Written problem
Locate each line below that includes "data" and reproduce it.

☆ ☆ ☆ ☆ ☆

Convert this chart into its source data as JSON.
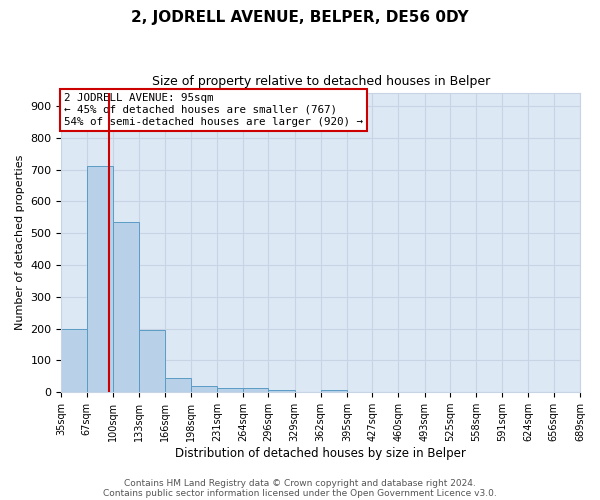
{
  "title": "2, JODRELL AVENUE, BELPER, DE56 0DY",
  "subtitle": "Size of property relative to detached houses in Belper",
  "xlabel": "Distribution of detached houses by size in Belper",
  "ylabel": "Number of detached properties",
  "footer1": "Contains HM Land Registry data © Crown copyright and database right 2024.",
  "footer2": "Contains public sector information licensed under the Open Government Licence v3.0.",
  "bin_edges": [
    35,
    67,
    100,
    133,
    166,
    198,
    231,
    264,
    296,
    329,
    362,
    395,
    427,
    460,
    493,
    525,
    558,
    591,
    624,
    656,
    689
  ],
  "bar_heights": [
    200,
    710,
    535,
    195,
    45,
    18,
    14,
    12,
    8,
    0,
    8,
    0,
    0,
    0,
    0,
    0,
    0,
    0,
    0,
    0
  ],
  "property_size": 95,
  "bar_color": "#b8d0e8",
  "bar_edge_color": "#5a9cc5",
  "red_line_color": "#cc0000",
  "annotation_text": "2 JODRELL AVENUE: 95sqm\n← 45% of detached houses are smaller (767)\n54% of semi-detached houses are larger (920) →",
  "annotation_box_color": "#ffffff",
  "annotation_box_edge_color": "#cc0000",
  "grid_color": "#c8d4e4",
  "plot_bg_color": "#dce8f4",
  "fig_bg_color": "#ffffff",
  "ylim": [
    0,
    940
  ],
  "yticks": [
    0,
    100,
    200,
    300,
    400,
    500,
    600,
    700,
    800,
    900
  ]
}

☆ ☆ ☆ ☆ ☆

Response
Convert this chart into its source data as JSON.
  "footer1": "Contains HM Land Registry data © Crown copyright and database right 2024.",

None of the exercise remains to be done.